**Problem requirements**
Write out the material exactly, leaving every picture behind.

===== Dataset excerpts =====

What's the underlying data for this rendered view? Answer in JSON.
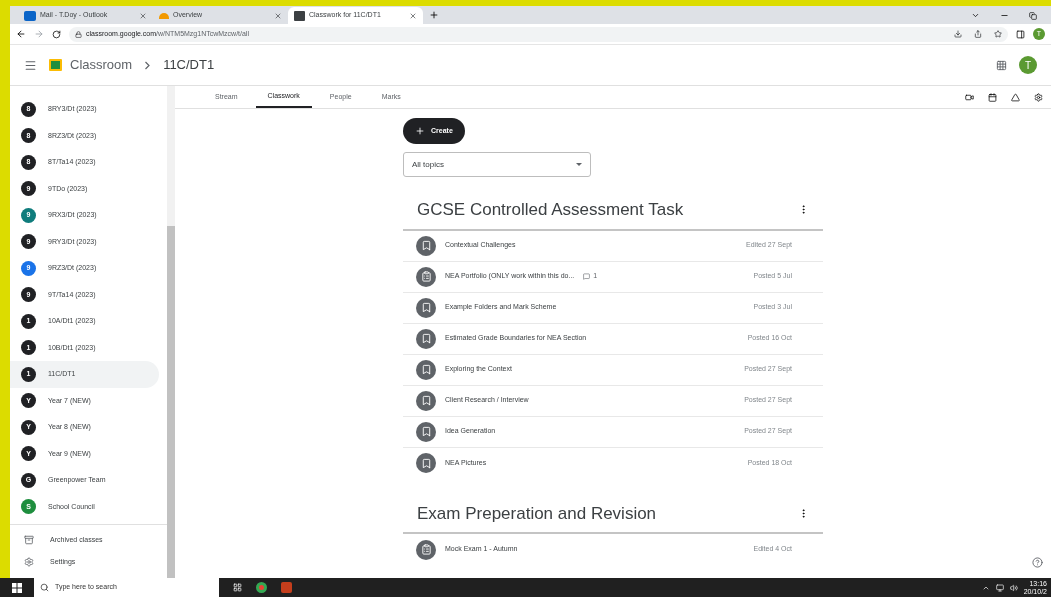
{
  "browser": {
    "tabs": [
      {
        "kind": "mail",
        "title": "Mail - T.Doy - Outlook",
        "selected": false
      },
      {
        "kind": "overview",
        "title": "Overview",
        "selected": false
      },
      {
        "kind": "classroom",
        "title": "Classwork for 11C/DT1",
        "selected": true
      }
    ],
    "url_host": "classroom.google.com",
    "url_path": "/w/NTM5Mzg1NTcwMzcw/t/all",
    "profile": "T"
  },
  "header": {
    "app": "Classroom",
    "breadcrumb": "11C/DT1",
    "avatar": "T"
  },
  "sidebar": {
    "classes": [
      {
        "badge": "8",
        "name": "8RY3/Dt (2023)",
        "color": "#202124",
        "selected": false
      },
      {
        "badge": "8",
        "name": "8RZ3/Dt (2023)",
        "color": "#202124",
        "selected": false
      },
      {
        "badge": "8",
        "name": "8T/Ta14 (2023)",
        "color": "#202124",
        "selected": false
      },
      {
        "badge": "9",
        "name": "9TDo (2023)",
        "color": "#202124",
        "selected": false
      },
      {
        "badge": "9",
        "name": "9RX3/Dt (2023)",
        "color": "#0f7c7c",
        "selected": false
      },
      {
        "badge": "9",
        "name": "9RY3/Dt (2023)",
        "color": "#202124",
        "selected": false
      },
      {
        "badge": "9",
        "name": "9RZ3/Dt (2023)",
        "color": "#1a73e8",
        "selected": false
      },
      {
        "badge": "9",
        "name": "9T/Ta14 (2023)",
        "color": "#202124",
        "selected": false
      },
      {
        "badge": "1",
        "name": "10A/Dt1 (2023)",
        "color": "#202124",
        "selected": false
      },
      {
        "badge": "1",
        "name": "10B/Dt1 (2023)",
        "color": "#202124",
        "selected": false
      },
      {
        "badge": "1",
        "name": "11C/DT1",
        "color": "#202124",
        "selected": true
      },
      {
        "badge": "Y",
        "name": "Year 7 (NEW)",
        "color": "#202124",
        "selected": false
      },
      {
        "badge": "Y",
        "name": "Year 8 (NEW)",
        "color": "#202124",
        "selected": false
      },
      {
        "badge": "Y",
        "name": "Year 9 (NEW)",
        "color": "#202124",
        "selected": false
      },
      {
        "badge": "G",
        "name": "Greenpower Team",
        "color": "#202124",
        "selected": false
      },
      {
        "badge": "S",
        "name": "School Council",
        "color": "#1e8e3e",
        "selected": false
      }
    ],
    "footer": [
      {
        "kind": "archive",
        "label": "Archived classes"
      },
      {
        "kind": "settings",
        "label": "Settings"
      }
    ]
  },
  "class_tabs": [
    {
      "label": "Stream",
      "selected": false
    },
    {
      "label": "Classwork",
      "selected": true
    },
    {
      "label": "People",
      "selected": false
    },
    {
      "label": "Marks",
      "selected": false
    }
  ],
  "create_button": "Create",
  "topic_filter": "All topics",
  "sections": [
    {
      "title": "GCSE Controlled Assessment Task",
      "items": [
        {
          "kind": "material",
          "title": "Contextual Challenges",
          "date": "Edited 27 Sept"
        },
        {
          "kind": "assignment",
          "title": "NEA Portfolio (ONLY work within this do...",
          "comments": "1",
          "date": "Posted 5 Jul"
        },
        {
          "kind": "material",
          "title": "Example Folders and Mark Scheme",
          "date": "Posted 3 Jul"
        },
        {
          "kind": "material",
          "title": "Estimated Grade Boundaries for NEA Section",
          "date": "Posted 16 Oct"
        },
        {
          "kind": "material",
          "title": "Exploring the Context",
          "date": "Posted 27 Sept"
        },
        {
          "kind": "material",
          "title": "Client Research / Interview",
          "date": "Posted 27 Sept"
        },
        {
          "kind": "material",
          "title": "Idea Generation",
          "date": "Posted 27 Sept"
        },
        {
          "kind": "material",
          "title": "NEA Pictures",
          "date": "Posted 18 Oct"
        }
      ]
    },
    {
      "title": "Exam Preperation and Revision",
      "items": [
        {
          "kind": "assignment",
          "title": "Mock Exam 1 - Autumn",
          "date": "Edited 4 Oct"
        }
      ]
    }
  ],
  "taskbar": {
    "search_placeholder": "Type here to search",
    "time": "13:16",
    "date": "20/10/2"
  }
}
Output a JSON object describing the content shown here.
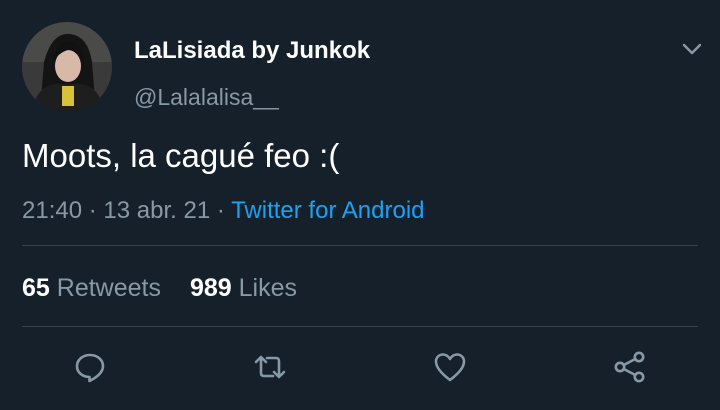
{
  "tweet": {
    "author": {
      "display_name": "LaLisiada by Junkok",
      "handle": "@Lalalalisa__"
    },
    "text": "Moots, la cagué feo :(",
    "time": "21:40",
    "date": "13 abr. 21",
    "separator": "·",
    "source": "Twitter for Android",
    "stats": {
      "retweets_count": "65",
      "retweets_label": "Retweets",
      "likes_count": "989",
      "likes_label": "Likes"
    }
  },
  "icons": {
    "menu": "chevron-down-icon",
    "reply": "reply-icon",
    "retweet": "retweet-icon",
    "like": "heart-icon",
    "share": "share-icon"
  },
  "colors": {
    "background": "#15202b",
    "secondary_text": "#8899a6",
    "link": "#1da1f2",
    "divider": "#38444d"
  }
}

=====

**Answer to the problem**
What's the underlying data for this rendered view? Answer in JSON.
{
  "browser": {
    "tabs": [
      {
        "kind": "mail",
        "title": "Mail - T.Doy - Outlook",
        "selected": false
      },
      {
        "kind": "overview",
        "title": "Overview",
        "selected": false
      },
      {
        "kind": "classroom",
        "title": "Classwork for 11C/DT1",
        "selected": true
      }
    ],
    "url_host": "classroom.google.com",
    "url_path": "/w/NTM5Mzg1NTcwMzcw/t/all",
    "profile": "T"
  },
  "header": {
    "app": "Classroom",
    "breadcrumb": "11C/DT1",
    "avatar": "T"
  },
  "sidebar": {
    "classes": [
      {
        "badge": "8",
        "name": "8RY3/Dt (2023)",
        "color": "#202124",
        "selected": false
      },
      {
        "badge": "8",
        "name": "8RZ3/Dt (2023)",
        "color": "#202124",
        "selected": false
      },
      {
        "badge": "8",
        "name": "8T/Ta14 (2023)",
        "color": "#202124",
        "selected": false
      },
      {
        "badge": "9",
        "name": "9TDo (2023)",
        "color": "#202124",
        "selected": false
      },
      {
        "badge": "9",
        "name": "9RX3/Dt (2023)",
        "color": "#0f7c7c",
        "selected": false
      },
      {
        "badge": "9",
        "name": "9RY3/Dt (2023)",
        "color": "#202124",
        "selected": false
      },
      {
        "badge": "9",
        "name": "9RZ3/Dt (2023)",
        "color": "#1a73e8",
        "selected": false
      },
      {
        "badge": "9",
        "name": "9T/Ta14 (2023)",
        "color": "#202124",
        "selected": false
      },
      {
        "badge": "1",
        "name": "10A/Dt1 (2023)",
        "color": "#202124",
        "selected": false
      },
      {
        "badge": "1",
        "name": "10B/Dt1 (2023)",
        "color": "#202124",
        "selected": false
      },
      {
        "badge": "1",
        "name": "11C/DT1",
        "color": "#202124",
        "selected": true
      },
      {
        "badge": "Y",
        "name": "Year 7 (NEW)",
        "color": "#202124",
        "selected": false
      },
      {
        "badge": "Y",
        "name": "Year 8 (NEW)",
        "color": "#202124",
        "selected": false
      },
      {
        "badge": "Y",
        "name": "Year 9 (NEW)",
        "color": "#202124",
        "selected": false
      },
      {
        "badge": "G",
        "name": "Greenpower Team",
        "color": "#202124",
        "selected": false
      },
      {
        "badge": "S",
        "name": "School Council",
        "color": "#1e8e3e",
        "selected": false
      }
    ],
    "footer": [
      {
        "kind": "archive",
        "label": "Archived classes"
      },
      {
        "kind": "settings",
        "label": "Settings"
      }
    ]
  },
  "class_tabs": [
    {
      "label": "Stream",
      "selected": false
    },
    {
      "label": "Classwork",
      "selected": true
    },
    {
      "label": "People",
      "selected": false
    },
    {
      "label": "Marks",
      "selected": false
    }
  ],
  "create_button": "Create",
  "topic_filter": "All topics",
  "sections": [
    {
      "title": "GCSE Controlled Assessment Task",
      "items": [
        {
          "kind": "material",
          "title": "Contextual Challenges",
          "date": "Edited 27 Sept"
        },
        {
          "kind": "assignment",
          "title": "NEA Portfolio (ONLY work within this do...",
          "comments": "1",
          "date": "Posted 5 Jul"
        },
        {
          "kind": "material",
          "title": "Example Folders and Mark Scheme",
          "date": "Posted 3 Jul"
        },
        {
          "kind": "material",
          "title": "Estimated Grade Boundaries for NEA Section",
          "date": "Posted 16 Oct"
        },
        {
          "kind": "material",
          "title": "Exploring the Context",
          "date": "Posted 27 Sept"
        },
        {
          "kind": "material",
          "title": "Client Research / Interview",
          "date": "Posted 27 Sept"
        },
        {
          "kind": "material",
          "title": "Idea Generation",
          "date": "Posted 27 Sept"
        },
        {
          "kind": "material",
          "title": "NEA Pictures",
          "date": "Posted 18 Oct"
        }
      ]
    },
    {
      "title": "Exam Preperation and Revision",
      "items": [
        {
          "kind": "assignment",
          "title": "Mock Exam 1 - Autumn",
          "date": "Edited 4 Oct"
        }
      ]
    }
  ],
  "taskbar": {
    "search_placeholder": "Type here to search",
    "time": "13:16",
    "date": "20/10/2"
  }
}
Output a JSON object describing the content shown here.
{
  "tweet": {
    "author": {
      "display_name": "LaLisiada by Junkok",
      "handle": "@Lalalalisa__"
    },
    "text": "Moots, la cagué feo :(",
    "time": "21:40",
    "date": "13 abr. 21",
    "separator": "·",
    "source": "Twitter for Android",
    "stats": {
      "retweets_count": "65",
      "retweets_label": "Retweets",
      "likes_count": "989",
      "likes_label": "Likes"
    }
  },
  "icons": {
    "menu": "chevron-down-icon",
    "reply": "reply-icon",
    "retweet": "retweet-icon",
    "like": "heart-icon",
    "share": "share-icon"
  },
  "colors": {
    "background": "#15202b",
    "secondary_text": "#8899a6",
    "link": "#1da1f2",
    "divider": "#38444d"
  }
}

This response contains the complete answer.